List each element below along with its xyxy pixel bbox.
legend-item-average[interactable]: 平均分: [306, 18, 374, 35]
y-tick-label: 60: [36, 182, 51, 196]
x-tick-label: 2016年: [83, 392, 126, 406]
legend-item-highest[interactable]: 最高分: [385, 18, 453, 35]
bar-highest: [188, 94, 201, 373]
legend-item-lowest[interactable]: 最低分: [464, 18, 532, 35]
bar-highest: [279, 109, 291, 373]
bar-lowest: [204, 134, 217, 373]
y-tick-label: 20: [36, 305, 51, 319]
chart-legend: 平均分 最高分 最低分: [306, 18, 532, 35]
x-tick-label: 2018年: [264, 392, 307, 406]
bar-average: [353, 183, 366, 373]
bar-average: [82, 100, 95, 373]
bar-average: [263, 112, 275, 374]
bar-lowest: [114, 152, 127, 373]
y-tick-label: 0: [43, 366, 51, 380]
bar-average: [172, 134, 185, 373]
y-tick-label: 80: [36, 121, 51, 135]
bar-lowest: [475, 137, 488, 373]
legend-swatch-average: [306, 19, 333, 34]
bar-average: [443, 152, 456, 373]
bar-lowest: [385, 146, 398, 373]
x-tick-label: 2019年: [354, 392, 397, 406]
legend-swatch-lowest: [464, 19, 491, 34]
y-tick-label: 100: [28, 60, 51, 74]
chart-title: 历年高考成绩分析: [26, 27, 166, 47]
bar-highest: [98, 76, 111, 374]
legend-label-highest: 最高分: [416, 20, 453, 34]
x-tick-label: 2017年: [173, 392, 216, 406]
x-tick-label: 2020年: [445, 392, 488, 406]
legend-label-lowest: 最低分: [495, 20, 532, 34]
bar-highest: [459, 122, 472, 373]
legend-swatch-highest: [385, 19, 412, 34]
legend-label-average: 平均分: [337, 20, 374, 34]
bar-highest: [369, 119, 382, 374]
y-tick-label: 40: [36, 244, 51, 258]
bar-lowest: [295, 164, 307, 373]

GIVEN TASK: Copy every line of the data above without changing a single character.

THE REPLY:
List each element below along with its xyxy pixel bbox.
legend-item-average[interactable]: 平均分: [306, 18, 374, 35]
y-tick-label: 60: [36, 182, 51, 196]
x-tick-label: 2016年: [83, 392, 126, 406]
legend-item-highest[interactable]: 最高分: [385, 18, 453, 35]
bar-highest: [188, 94, 201, 373]
legend-item-lowest[interactable]: 最低分: [464, 18, 532, 35]
bar-highest: [279, 109, 291, 373]
bar-lowest: [204, 134, 217, 373]
y-tick-label: 20: [36, 305, 51, 319]
chart-legend: 平均分 最高分 最低分: [306, 18, 532, 35]
x-tick-label: 2018年: [264, 392, 307, 406]
bar-average: [353, 183, 366, 373]
bar-average: [82, 100, 95, 373]
bar-average: [263, 112, 275, 374]
bar-lowest: [114, 152, 127, 373]
y-tick-label: 0: [43, 366, 51, 380]
bar-average: [172, 134, 185, 373]
y-tick-label: 80: [36, 121, 51, 135]
bar-lowest: [475, 137, 488, 373]
legend-swatch-average: [306, 19, 333, 34]
bar-average: [443, 152, 456, 373]
bar-lowest: [385, 146, 398, 373]
x-tick-label: 2019年: [354, 392, 397, 406]
legend-swatch-lowest: [464, 19, 491, 34]
y-tick-label: 100: [28, 60, 51, 74]
chart-title: 历年高考成绩分析: [26, 27, 166, 47]
bar-highest: [98, 76, 111, 374]
legend-label-highest: 最高分: [416, 20, 453, 34]
x-tick-label: 2017年: [173, 392, 216, 406]
x-tick-label: 2020年: [445, 392, 488, 406]
legend-label-lowest: 最低分: [495, 20, 532, 34]
bar-highest: [459, 122, 472, 373]
legend-swatch-highest: [385, 19, 412, 34]
legend-label-average: 平均分: [337, 20, 374, 34]
bar-highest: [369, 119, 382, 374]
y-tick-label: 40: [36, 244, 51, 258]
bar-lowest: [295, 164, 307, 373]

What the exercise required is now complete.